=== Request ===
From the records below, pull each line that has "Sunflower".

..........

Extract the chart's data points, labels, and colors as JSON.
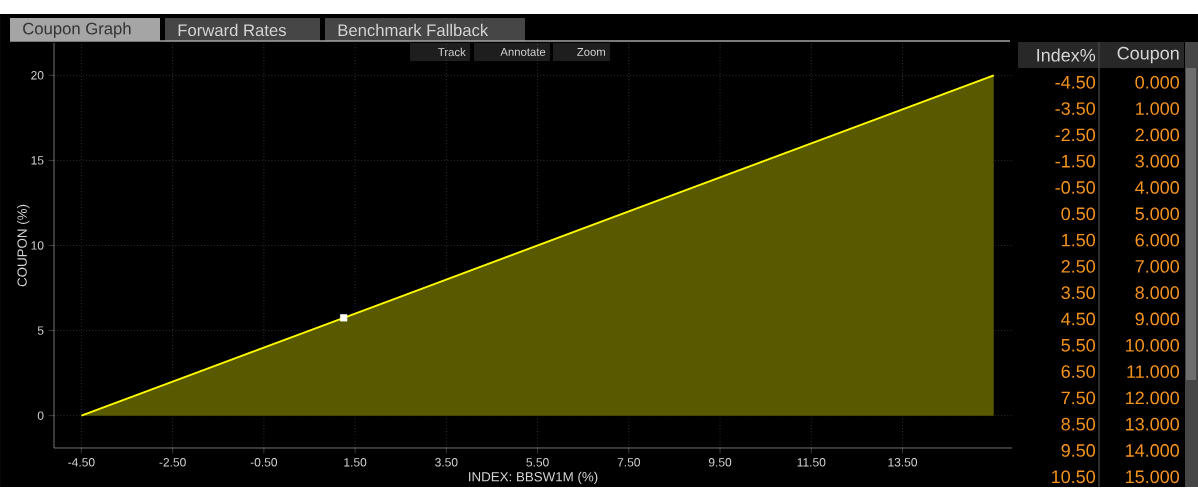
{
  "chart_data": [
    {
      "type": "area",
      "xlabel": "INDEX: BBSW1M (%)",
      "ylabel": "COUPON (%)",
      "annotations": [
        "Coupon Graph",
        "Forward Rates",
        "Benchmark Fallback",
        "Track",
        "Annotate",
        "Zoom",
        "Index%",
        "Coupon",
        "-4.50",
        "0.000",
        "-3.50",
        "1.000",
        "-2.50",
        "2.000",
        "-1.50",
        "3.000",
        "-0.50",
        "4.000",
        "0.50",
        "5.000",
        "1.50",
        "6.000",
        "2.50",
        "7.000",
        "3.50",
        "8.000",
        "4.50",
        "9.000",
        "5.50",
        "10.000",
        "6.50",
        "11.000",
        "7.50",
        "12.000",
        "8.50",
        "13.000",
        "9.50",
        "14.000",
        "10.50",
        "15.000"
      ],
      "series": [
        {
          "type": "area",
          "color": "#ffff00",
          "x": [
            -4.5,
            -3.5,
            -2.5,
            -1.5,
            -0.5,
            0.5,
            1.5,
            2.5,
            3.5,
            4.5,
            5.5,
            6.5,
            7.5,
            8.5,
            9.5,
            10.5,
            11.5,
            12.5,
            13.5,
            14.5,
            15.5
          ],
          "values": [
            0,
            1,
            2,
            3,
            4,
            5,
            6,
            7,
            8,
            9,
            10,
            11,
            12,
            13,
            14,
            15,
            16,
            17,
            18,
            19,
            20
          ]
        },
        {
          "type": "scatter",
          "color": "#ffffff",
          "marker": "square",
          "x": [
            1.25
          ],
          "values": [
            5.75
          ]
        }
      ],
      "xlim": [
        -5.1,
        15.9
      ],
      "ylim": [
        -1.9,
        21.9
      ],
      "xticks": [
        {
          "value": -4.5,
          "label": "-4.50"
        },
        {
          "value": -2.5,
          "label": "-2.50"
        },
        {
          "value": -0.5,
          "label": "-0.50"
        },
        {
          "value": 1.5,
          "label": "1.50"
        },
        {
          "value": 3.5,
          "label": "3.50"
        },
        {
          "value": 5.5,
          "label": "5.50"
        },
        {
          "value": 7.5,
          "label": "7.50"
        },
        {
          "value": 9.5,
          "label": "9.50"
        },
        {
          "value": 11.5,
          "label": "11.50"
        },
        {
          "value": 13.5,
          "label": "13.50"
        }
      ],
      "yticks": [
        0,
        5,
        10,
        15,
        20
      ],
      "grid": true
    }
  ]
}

..........

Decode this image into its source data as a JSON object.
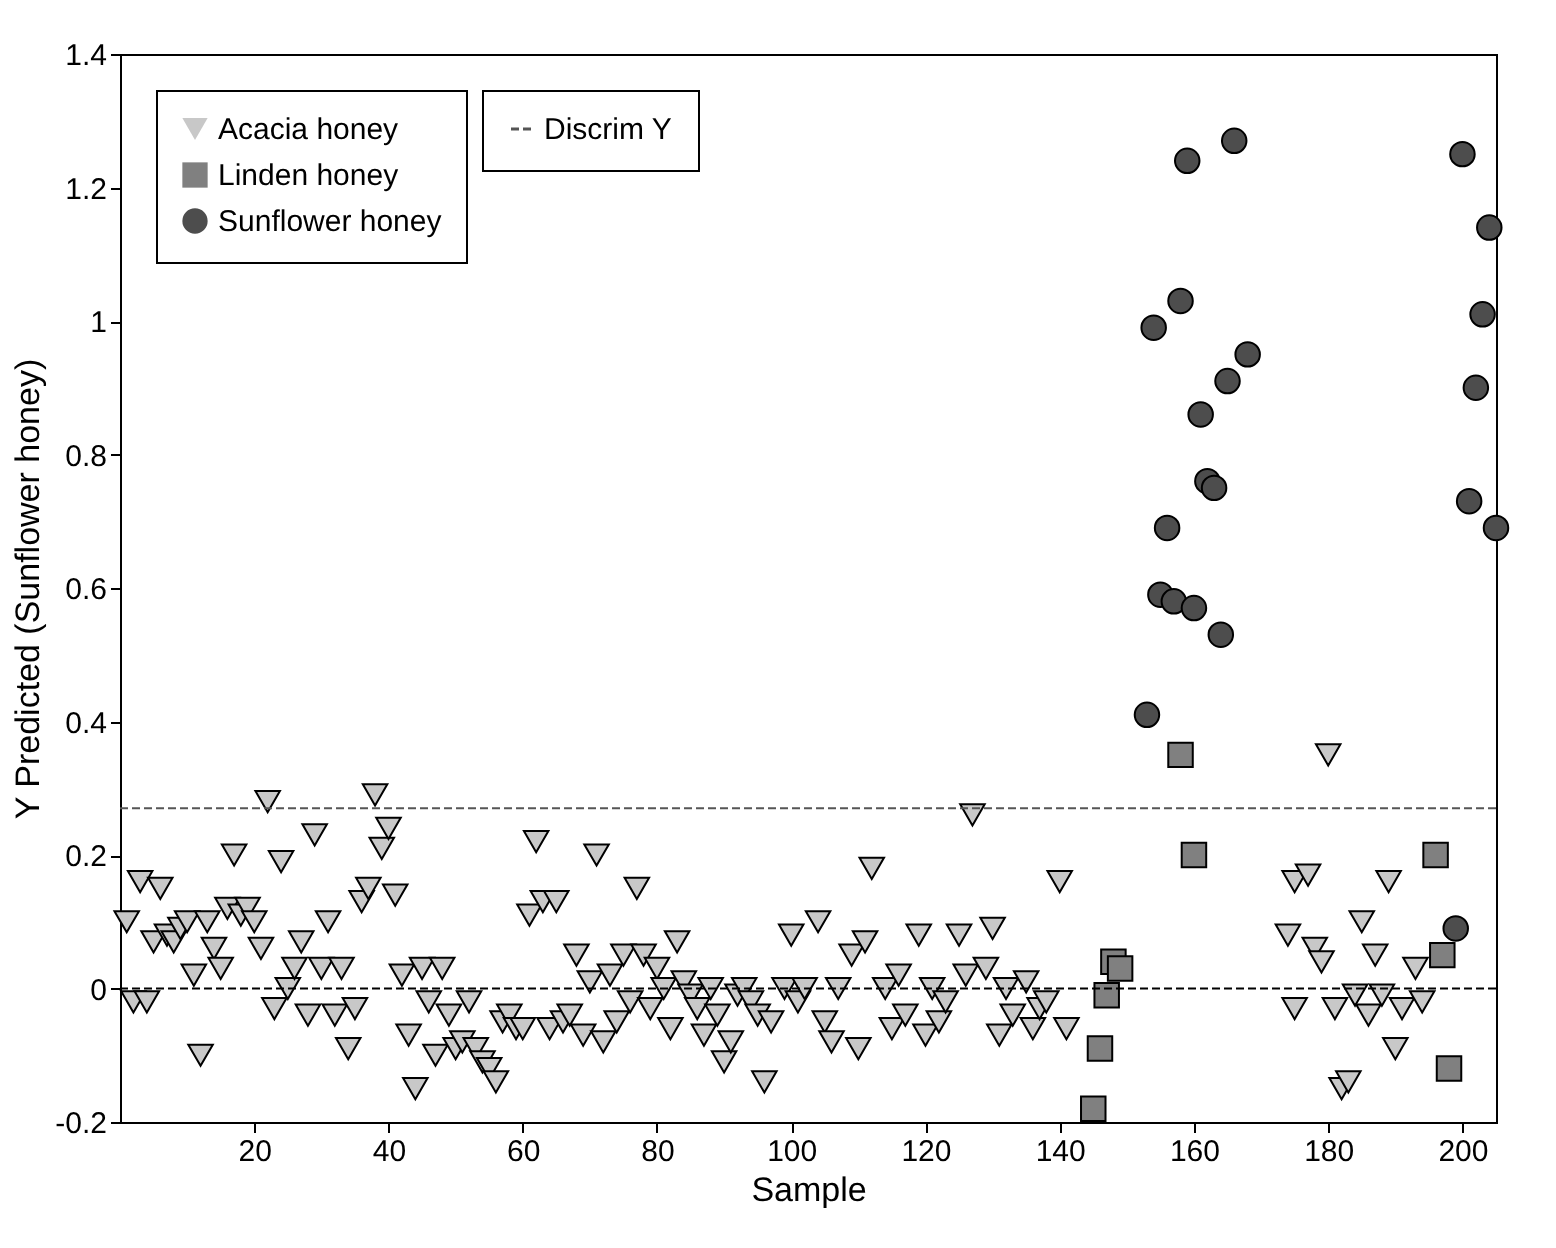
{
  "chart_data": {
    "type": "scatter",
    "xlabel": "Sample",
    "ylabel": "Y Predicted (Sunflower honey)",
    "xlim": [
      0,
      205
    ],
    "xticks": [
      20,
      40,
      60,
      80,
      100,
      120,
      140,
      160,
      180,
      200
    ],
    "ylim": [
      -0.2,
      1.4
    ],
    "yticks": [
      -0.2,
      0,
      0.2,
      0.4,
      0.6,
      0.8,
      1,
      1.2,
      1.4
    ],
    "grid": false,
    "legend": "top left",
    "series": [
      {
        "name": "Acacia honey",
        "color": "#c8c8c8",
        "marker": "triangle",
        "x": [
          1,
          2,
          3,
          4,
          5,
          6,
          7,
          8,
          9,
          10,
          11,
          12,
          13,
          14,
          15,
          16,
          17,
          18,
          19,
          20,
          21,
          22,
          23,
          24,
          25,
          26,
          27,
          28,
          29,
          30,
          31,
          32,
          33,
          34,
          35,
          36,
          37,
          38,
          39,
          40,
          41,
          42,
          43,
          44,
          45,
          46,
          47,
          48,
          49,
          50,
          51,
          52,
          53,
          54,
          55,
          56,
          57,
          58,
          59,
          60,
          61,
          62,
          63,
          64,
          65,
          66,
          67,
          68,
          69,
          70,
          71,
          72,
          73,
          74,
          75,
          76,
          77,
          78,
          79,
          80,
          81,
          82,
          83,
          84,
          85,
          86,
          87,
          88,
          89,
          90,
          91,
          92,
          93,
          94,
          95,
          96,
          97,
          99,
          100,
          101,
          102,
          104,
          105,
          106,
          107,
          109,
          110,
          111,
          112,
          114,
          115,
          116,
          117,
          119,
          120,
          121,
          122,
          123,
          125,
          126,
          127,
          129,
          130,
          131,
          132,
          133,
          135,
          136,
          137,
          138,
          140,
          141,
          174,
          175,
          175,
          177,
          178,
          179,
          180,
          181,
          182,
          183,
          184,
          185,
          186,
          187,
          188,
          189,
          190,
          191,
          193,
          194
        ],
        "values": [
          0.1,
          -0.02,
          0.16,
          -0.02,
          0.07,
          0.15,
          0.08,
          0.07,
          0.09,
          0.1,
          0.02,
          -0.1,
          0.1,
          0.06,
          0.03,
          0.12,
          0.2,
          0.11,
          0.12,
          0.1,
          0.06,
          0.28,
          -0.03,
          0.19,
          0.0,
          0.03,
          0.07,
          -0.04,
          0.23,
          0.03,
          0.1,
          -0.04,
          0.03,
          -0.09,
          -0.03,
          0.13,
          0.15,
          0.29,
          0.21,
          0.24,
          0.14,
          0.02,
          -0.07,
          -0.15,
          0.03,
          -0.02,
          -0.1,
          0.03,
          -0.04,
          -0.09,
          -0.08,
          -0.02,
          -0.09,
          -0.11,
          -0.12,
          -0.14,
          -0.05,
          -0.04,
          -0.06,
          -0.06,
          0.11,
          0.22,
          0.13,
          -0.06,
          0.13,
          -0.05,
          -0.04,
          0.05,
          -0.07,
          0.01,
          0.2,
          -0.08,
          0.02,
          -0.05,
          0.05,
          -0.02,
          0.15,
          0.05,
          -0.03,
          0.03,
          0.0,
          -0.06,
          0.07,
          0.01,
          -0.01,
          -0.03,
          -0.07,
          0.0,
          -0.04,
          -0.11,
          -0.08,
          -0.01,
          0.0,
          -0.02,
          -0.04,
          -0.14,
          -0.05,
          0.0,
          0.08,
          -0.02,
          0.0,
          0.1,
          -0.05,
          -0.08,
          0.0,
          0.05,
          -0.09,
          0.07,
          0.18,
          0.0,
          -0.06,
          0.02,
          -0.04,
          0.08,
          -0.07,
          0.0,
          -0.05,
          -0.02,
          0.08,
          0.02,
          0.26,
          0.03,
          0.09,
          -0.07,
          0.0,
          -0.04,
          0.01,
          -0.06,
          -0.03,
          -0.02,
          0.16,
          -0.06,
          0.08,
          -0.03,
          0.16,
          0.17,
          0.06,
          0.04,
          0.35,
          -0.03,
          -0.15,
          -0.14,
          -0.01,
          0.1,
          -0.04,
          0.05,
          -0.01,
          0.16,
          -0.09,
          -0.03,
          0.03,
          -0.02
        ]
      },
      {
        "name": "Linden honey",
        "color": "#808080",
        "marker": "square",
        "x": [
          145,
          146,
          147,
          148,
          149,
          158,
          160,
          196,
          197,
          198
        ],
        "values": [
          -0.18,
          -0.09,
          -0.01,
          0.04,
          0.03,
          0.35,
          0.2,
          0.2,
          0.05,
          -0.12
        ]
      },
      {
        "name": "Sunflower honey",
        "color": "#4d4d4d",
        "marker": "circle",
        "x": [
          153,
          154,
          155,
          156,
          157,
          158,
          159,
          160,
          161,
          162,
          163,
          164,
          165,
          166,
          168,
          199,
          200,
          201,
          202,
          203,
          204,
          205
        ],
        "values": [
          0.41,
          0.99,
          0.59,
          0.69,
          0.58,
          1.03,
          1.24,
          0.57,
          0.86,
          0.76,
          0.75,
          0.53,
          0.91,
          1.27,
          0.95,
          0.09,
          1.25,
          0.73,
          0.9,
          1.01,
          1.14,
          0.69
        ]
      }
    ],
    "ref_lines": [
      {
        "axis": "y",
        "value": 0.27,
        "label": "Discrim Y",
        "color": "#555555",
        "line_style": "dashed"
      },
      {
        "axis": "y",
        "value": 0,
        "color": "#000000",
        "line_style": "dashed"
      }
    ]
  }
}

..........

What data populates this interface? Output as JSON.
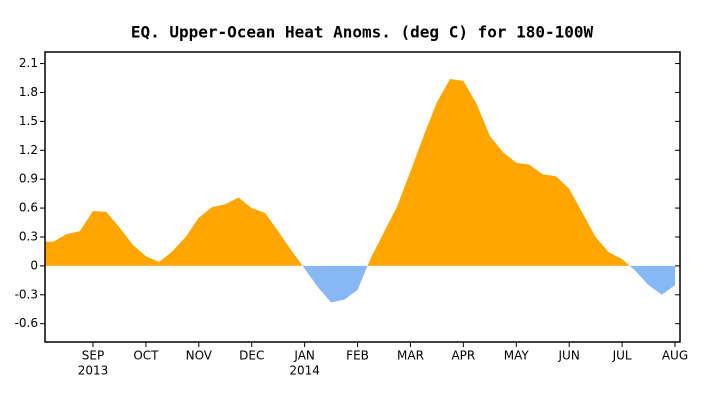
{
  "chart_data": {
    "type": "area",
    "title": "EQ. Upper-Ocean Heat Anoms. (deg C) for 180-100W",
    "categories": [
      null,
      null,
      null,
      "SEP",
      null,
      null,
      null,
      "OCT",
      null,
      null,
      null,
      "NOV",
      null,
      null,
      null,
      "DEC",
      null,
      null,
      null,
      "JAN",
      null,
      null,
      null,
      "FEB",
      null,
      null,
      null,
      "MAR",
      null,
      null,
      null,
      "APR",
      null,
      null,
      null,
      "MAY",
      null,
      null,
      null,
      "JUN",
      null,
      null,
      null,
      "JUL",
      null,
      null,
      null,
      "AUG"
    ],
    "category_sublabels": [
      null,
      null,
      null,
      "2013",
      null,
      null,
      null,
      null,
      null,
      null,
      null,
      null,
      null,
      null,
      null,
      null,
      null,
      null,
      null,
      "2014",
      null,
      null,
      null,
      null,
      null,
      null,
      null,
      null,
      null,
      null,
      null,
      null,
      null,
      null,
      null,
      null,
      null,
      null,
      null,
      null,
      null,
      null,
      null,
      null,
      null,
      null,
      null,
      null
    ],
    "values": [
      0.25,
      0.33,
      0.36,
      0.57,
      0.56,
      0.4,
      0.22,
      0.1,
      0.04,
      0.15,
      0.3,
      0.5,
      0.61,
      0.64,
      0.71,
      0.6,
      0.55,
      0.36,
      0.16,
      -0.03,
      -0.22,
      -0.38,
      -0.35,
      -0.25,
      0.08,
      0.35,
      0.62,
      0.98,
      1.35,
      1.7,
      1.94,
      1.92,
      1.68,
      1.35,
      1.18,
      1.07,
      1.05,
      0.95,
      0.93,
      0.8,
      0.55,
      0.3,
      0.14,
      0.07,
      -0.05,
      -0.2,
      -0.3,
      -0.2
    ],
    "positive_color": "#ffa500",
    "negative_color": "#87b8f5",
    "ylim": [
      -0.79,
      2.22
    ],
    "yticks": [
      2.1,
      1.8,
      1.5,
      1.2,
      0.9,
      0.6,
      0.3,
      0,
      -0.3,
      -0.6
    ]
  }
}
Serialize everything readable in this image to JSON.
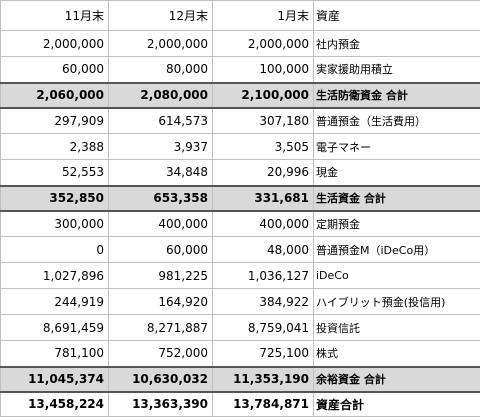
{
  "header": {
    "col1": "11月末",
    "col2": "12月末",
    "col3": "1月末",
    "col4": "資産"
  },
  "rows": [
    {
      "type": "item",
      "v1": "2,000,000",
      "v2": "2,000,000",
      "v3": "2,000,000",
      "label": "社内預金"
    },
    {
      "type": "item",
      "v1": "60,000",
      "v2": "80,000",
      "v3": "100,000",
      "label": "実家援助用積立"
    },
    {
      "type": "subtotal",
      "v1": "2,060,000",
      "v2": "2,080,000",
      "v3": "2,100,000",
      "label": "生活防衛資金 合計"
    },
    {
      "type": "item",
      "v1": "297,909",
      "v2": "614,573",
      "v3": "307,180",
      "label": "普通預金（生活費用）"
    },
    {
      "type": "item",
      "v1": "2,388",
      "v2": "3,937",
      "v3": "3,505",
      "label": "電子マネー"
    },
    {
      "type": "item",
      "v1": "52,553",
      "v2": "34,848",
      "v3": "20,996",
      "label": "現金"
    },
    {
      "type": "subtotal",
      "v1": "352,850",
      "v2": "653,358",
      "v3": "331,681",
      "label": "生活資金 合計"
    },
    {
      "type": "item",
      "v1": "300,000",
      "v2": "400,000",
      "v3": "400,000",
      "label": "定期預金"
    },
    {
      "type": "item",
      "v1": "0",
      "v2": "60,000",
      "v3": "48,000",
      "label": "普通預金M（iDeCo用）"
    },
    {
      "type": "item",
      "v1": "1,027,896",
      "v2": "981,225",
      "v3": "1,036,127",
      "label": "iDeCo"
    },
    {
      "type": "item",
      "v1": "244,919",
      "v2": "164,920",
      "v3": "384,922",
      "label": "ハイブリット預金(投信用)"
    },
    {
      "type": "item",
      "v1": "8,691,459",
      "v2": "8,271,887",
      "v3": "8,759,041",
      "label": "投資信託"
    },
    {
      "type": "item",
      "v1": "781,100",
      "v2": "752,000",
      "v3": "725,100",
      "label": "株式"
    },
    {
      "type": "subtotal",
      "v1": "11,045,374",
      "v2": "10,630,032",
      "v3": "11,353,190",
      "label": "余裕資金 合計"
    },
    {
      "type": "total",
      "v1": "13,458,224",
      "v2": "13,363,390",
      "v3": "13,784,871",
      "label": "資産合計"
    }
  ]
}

..........

=== Solution for this problem ===
    "ylabel": "Y Predicted (Sunflower honey)",
        "name": "Sunflower honey",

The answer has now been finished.